Task description
Filter for the word "буду" and keep each matching line.

Saved entries
----
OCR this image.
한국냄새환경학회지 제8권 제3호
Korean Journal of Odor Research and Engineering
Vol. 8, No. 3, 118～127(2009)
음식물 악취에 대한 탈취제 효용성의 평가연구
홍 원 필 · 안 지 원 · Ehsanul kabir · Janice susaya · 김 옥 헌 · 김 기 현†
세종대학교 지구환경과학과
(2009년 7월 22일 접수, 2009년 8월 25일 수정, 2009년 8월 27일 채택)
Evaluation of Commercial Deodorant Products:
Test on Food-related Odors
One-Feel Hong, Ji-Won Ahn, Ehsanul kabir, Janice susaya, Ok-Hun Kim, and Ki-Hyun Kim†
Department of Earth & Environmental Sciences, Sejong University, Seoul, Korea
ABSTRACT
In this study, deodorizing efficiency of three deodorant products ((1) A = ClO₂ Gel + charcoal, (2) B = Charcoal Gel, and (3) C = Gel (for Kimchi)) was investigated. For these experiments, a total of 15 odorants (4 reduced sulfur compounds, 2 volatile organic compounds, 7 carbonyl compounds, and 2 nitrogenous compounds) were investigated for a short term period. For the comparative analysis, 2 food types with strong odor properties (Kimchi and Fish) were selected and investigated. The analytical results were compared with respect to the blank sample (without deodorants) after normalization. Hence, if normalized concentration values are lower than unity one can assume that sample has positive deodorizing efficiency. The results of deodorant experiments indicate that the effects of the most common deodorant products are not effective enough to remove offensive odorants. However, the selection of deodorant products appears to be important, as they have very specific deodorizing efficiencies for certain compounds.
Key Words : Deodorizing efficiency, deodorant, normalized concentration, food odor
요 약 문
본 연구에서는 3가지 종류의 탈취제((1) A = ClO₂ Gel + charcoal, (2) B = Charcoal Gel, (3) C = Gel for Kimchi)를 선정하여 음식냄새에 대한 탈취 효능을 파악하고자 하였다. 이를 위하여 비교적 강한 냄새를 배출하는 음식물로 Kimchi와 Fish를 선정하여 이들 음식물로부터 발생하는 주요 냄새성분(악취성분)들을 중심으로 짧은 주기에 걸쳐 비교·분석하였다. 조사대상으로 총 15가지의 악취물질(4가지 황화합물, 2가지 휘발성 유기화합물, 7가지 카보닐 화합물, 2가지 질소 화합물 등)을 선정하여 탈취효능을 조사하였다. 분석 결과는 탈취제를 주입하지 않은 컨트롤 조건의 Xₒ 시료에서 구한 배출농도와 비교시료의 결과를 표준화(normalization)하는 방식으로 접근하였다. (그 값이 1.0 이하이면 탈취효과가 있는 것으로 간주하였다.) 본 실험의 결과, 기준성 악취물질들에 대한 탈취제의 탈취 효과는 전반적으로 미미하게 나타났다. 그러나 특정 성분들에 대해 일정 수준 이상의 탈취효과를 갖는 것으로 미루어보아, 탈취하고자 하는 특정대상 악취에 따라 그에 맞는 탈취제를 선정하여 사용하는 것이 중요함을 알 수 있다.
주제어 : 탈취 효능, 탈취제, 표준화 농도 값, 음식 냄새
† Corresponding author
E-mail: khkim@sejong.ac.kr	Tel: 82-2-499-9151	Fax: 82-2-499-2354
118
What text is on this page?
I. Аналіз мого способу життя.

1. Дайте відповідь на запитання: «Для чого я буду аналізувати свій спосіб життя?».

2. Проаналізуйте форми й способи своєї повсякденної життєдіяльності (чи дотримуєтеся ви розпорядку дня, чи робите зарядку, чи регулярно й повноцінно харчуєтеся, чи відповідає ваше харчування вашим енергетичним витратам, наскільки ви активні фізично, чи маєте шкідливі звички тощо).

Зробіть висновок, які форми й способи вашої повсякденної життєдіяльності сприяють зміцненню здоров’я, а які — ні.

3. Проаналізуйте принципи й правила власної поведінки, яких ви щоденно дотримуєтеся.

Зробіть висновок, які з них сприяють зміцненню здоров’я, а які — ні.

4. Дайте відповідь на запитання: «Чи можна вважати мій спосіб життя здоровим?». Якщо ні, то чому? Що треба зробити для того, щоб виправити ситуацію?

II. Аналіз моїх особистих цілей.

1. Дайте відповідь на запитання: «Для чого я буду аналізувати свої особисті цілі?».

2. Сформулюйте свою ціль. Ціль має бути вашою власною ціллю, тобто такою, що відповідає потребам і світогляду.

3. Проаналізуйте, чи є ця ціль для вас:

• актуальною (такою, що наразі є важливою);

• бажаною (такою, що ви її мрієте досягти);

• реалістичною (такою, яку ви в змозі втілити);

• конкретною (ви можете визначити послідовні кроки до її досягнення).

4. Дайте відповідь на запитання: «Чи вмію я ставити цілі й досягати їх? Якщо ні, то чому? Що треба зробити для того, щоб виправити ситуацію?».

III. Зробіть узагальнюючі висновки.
----
In response
1. Дайте відповідь на запитання: «Для чого я буду аналізувати свій спосіб життя?».
1. Дайте відповідь на запитання: «Для чого я буду аналізувати свої особисті цілі?».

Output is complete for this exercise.